[start of EXTRACTED RECORDS]
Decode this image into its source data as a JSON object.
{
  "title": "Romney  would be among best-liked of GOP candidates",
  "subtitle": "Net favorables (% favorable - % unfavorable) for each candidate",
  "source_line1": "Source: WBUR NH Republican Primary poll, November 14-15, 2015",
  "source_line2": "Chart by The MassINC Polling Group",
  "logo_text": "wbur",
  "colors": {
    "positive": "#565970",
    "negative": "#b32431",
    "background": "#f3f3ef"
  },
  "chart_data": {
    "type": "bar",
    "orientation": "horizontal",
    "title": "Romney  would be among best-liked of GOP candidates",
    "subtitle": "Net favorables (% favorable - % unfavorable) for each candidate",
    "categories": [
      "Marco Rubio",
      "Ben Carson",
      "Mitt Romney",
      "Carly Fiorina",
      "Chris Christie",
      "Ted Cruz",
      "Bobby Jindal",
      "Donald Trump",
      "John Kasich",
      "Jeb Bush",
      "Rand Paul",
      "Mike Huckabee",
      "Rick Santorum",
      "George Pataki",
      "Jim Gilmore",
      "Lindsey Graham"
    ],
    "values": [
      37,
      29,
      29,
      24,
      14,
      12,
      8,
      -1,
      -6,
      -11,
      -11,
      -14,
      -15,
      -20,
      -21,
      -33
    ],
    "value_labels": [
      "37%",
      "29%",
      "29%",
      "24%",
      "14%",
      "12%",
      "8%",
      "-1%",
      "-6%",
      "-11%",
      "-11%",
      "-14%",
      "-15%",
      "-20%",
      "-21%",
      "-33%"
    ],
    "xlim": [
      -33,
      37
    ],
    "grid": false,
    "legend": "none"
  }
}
[end of EXTRACTED RECORDS]
PROBLEM REQUIREMENTS -
Reproduce the complete data exactly as presented above.

TASK RESULT -
Decode this image into its source data as a JSON object.
{
  "title": "Romney  would be among best-liked of GOP candidates",
  "subtitle": "Net favorables (% favorable - % unfavorable) for each candidate",
  "source_line1": "Source: WBUR NH Republican Primary poll, November 14-15, 2015",
  "source_line2": "Chart by The MassINC Polling Group",
  "logo_text": "wbur",
  "colors": {
    "positive": "#565970",
    "negative": "#b32431",
    "background": "#f3f3ef"
  },
  "chart_data": {
    "type": "bar",
    "orientation": "horizontal",
    "title": "Romney  would be among best-liked of GOP candidates",
    "subtitle": "Net favorables (% favorable - % unfavorable) for each candidate",
    "categories": [
      "Marco Rubio",
      "Ben Carson",
      "Mitt Romney",
      "Carly Fiorina",
      "Chris Christie",
      "Ted Cruz",
      "Bobby Jindal",
      "Donald Trump",
      "John Kasich",
      "Jeb Bush",
      "Rand Paul",
      "Mike Huckabee",
      "Rick Santorum",
      "George Pataki",
      "Jim Gilmore",
      "Lindsey Graham"
    ],
    "values": [
      37,
      29,
      29,
      24,
      14,
      12,
      8,
      -1,
      -6,
      -11,
      -11,
      -14,
      -15,
      -20,
      -21,
      -33
    ],
    "value_labels": [
      "37%",
      "29%",
      "29%",
      "24%",
      "14%",
      "12%",
      "8%",
      "-1%",
      "-6%",
      "-11%",
      "-11%",
      "-14%",
      "-15%",
      "-20%",
      "-21%",
      "-33%"
    ],
    "xlim": [
      -33,
      37
    ],
    "grid": false,
    "legend": "none"
  }
}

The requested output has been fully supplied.